[Start of MATERIAL PROVIDED]
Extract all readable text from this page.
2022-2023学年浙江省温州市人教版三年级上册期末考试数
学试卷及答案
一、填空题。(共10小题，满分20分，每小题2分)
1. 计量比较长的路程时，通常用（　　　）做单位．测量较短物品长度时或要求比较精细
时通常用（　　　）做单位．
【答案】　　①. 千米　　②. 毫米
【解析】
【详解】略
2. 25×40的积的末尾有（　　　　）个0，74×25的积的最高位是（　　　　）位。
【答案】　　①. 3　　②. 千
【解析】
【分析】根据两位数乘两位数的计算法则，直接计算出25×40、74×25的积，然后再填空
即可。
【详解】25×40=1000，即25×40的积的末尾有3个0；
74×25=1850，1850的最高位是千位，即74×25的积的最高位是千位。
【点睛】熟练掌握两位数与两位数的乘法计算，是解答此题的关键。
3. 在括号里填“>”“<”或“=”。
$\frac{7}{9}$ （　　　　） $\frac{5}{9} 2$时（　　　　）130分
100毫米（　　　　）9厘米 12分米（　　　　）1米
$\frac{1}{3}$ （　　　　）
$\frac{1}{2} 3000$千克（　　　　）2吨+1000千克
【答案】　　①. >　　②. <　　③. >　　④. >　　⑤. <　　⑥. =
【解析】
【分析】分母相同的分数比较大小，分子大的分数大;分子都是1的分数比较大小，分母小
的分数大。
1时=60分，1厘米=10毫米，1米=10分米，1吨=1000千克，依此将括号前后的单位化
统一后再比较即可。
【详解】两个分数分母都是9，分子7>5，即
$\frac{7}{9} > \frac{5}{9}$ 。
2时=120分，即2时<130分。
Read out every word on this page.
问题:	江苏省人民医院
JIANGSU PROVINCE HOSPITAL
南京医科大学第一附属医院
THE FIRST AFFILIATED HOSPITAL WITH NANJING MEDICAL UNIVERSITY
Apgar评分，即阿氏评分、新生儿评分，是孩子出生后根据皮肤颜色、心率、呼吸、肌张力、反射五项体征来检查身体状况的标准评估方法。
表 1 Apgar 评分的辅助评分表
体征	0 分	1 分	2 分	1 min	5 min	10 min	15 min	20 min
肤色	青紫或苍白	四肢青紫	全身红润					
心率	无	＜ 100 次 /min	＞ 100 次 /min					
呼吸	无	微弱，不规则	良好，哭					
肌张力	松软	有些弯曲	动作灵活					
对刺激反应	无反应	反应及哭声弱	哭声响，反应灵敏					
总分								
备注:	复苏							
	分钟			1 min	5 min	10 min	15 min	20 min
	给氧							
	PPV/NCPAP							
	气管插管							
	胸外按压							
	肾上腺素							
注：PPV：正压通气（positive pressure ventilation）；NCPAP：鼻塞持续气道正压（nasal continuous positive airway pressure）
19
[End of MATERIAL PROVIDED]
In the records above, return only the line that contains "Read out every word on this page." and every line after it through the last, exactly as they appear.

PROBLEM SOLUTION:
Read out every word on this page.
问题:	江苏省人民医院
JIANGSU PROVINCE HOSPITAL
南京医科大学第一附属医院
THE FIRST AFFILIATED HOSPITAL WITH NANJING MEDICAL UNIVERSITY
Apgar评分，即阿氏评分、新生儿评分，是孩子出生后根据皮肤颜色、心率、呼吸、肌张力、反射五项体征来检查身体状况的标准评估方法。
表 1 Apgar 评分的辅助评分表
体征	0 分	1 分	2 分	1 min	5 min	10 min	15 min	20 min
肤色	青紫或苍白	四肢青紫	全身红润					
心率	无	＜ 100 次 /min	＞ 100 次 /min					
呼吸	无	微弱，不规则	良好，哭					
肌张力	松软	有些弯曲	动作灵活					
对刺激反应	无反应	反应及哭声弱	哭声响，反应灵敏					
总分								
备注:	复苏							
	分钟			1 min	5 min	10 min	15 min	20 min
	给氧							
	PPV/NCPAP							
	气管插管							
	胸外按压							
	肾上腺素							
注：PPV：正压通气（positive pressure ventilation）；NCPAP：鼻塞持续气道正压（nasal continuous positive airway pressure）
19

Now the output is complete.